#### Given records ####
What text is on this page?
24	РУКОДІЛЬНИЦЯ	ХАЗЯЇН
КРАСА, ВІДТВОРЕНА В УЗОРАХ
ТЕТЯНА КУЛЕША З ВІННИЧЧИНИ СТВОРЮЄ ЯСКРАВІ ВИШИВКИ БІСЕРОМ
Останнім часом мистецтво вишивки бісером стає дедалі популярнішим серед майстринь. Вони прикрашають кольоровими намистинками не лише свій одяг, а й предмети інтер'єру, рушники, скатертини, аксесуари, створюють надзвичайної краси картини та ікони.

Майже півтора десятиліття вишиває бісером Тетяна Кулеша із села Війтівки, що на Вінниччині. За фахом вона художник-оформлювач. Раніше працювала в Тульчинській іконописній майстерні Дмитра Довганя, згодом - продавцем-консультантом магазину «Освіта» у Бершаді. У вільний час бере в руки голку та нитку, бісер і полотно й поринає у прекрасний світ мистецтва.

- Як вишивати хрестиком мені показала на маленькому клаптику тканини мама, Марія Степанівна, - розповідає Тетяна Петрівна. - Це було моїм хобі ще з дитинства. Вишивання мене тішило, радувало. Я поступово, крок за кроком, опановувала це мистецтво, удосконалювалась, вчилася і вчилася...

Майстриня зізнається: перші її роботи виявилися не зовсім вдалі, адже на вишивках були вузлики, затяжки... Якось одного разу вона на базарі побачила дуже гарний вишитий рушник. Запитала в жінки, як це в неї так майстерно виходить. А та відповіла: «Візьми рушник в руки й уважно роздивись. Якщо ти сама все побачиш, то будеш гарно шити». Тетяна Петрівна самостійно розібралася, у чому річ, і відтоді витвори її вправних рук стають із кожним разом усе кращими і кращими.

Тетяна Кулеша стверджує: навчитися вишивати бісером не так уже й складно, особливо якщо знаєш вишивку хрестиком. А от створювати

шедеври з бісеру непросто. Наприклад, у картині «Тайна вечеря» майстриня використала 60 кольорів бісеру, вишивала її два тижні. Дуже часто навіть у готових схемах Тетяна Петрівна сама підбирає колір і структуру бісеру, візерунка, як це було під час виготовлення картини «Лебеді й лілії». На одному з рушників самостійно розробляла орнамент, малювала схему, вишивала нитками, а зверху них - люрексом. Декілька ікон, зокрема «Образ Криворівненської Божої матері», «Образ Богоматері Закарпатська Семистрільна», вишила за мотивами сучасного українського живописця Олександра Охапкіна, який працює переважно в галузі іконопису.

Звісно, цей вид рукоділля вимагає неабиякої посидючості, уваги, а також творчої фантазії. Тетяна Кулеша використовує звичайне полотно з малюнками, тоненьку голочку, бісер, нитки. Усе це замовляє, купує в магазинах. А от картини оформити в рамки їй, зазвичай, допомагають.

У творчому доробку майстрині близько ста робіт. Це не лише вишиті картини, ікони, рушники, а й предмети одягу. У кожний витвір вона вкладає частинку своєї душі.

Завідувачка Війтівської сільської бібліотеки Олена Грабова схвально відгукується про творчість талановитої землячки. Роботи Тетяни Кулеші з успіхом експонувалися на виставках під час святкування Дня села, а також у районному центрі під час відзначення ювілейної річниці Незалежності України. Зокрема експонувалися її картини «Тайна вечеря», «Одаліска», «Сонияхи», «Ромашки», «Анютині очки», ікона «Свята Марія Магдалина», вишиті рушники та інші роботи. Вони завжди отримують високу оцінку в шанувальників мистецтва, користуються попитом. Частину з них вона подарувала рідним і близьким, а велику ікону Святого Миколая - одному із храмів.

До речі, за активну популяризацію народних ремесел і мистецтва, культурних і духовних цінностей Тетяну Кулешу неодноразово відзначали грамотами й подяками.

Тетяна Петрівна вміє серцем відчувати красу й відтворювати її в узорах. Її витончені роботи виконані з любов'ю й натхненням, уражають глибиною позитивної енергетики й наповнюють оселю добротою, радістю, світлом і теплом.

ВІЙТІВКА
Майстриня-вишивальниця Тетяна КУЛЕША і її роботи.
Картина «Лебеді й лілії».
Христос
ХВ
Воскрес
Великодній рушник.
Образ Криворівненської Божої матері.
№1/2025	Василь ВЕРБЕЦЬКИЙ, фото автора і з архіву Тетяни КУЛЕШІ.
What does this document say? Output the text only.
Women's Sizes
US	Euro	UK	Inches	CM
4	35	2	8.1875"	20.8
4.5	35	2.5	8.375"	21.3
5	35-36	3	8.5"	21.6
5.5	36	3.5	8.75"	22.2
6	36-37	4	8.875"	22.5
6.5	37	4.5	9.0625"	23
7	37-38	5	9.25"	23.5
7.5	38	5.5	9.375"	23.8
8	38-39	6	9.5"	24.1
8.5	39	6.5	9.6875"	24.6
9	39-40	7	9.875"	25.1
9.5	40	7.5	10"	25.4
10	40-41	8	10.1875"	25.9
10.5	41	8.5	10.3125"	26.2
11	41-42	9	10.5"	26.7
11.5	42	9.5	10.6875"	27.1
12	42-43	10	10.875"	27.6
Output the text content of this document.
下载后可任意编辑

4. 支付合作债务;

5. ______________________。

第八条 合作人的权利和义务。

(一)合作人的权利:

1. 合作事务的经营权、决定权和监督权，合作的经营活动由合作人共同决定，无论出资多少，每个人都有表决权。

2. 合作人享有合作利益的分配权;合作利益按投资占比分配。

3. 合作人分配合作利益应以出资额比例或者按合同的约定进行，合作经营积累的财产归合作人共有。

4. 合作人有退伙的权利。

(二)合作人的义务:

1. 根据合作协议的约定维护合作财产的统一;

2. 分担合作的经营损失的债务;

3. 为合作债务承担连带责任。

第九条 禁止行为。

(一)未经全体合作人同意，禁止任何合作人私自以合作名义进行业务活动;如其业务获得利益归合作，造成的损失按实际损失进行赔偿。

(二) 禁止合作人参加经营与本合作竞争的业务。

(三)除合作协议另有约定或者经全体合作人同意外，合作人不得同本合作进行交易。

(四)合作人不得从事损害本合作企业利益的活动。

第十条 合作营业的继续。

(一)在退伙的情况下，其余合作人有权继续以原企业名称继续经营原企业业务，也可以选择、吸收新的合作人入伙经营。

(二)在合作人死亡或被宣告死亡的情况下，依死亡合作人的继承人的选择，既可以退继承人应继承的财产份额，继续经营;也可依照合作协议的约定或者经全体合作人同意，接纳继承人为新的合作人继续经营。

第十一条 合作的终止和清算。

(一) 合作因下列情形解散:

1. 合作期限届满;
####
Only the number should be given: how many lines of the data contain the word "ікони"?

Complete answer: 2